## begin

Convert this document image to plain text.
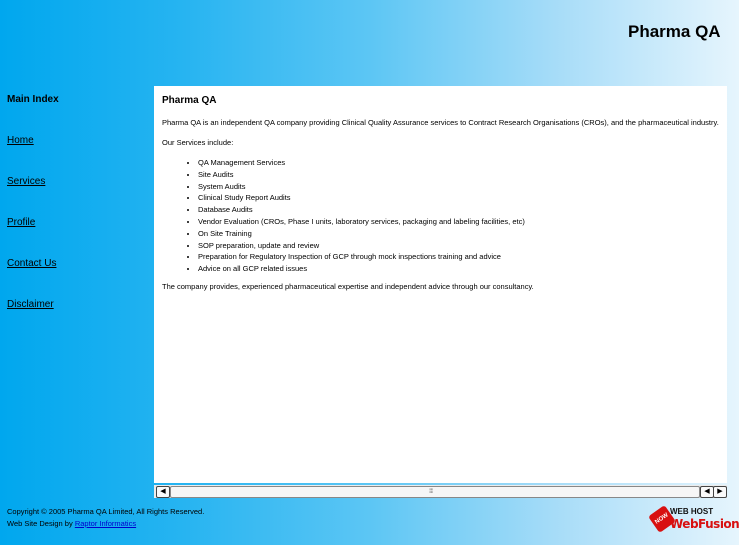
Pharma QA
Main Index
Home
Services
Profile
Contact Us
Disclaimer
Pharma QA

Pharma QA is an independent QA company providing Clinical Quality Assurance services to Contract Research Organisations (CROs), and the pharmaceutical industry.

Our Services include:

• QA Management Services
• Site Audits
• System Audits
• Clinical Study Report Audits
• Database Audits
• Vendor Evaluation (CROs, Phase I units, laboratory services, packaging and labeling facilities, etc)
• On Site Training
• SOP preparation, update and review
• Preparation for Regulatory Inspection of GCP through mock inspections training and advice
• Advice on all GCP related issues

The company provides, experienced pharmaceutical expertise and independent advice through our consultancy.

◀	⁞⁞⁞⁞⁞	◀	▶
Copyright © 2005 Pharma QA Limited, All Rights Reserved.
Web Site Design by Raptor Informatics	NOW
WEB HOST
WebFusion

## end

GIVEN PROBLEM —
Reproduce the entries exactly. Do not carry over any picture.

THE RESPONSE —
Convert this document image to plain text.
Pharma QA
Main Index
Home
Services
Profile
Contact Us
Disclaimer
Pharma QA

Pharma QA is an independent QA company providing Clinical Quality Assurance services to Contract Research Organisations (CROs), and the pharmaceutical industry.

Our Services include:

• QA Management Services
• Site Audits
• System Audits
• Clinical Study Report Audits
• Database Audits
• Vendor Evaluation (CROs, Phase I units, laboratory services, packaging and labeling facilities, etc)
• On Site Training
• SOP preparation, update and review
• Preparation for Regulatory Inspection of GCP through mock inspections training and advice
• Advice on all GCP related issues

The company provides, experienced pharmaceutical expertise and independent advice through our consultancy.

◀	⁞⁞⁞⁞⁞	◀	▶
Copyright © 2005 Pharma QA Limited, All Rights Reserved.
Web Site Design by Raptor Informatics	NOW
WEB HOST
WebFusion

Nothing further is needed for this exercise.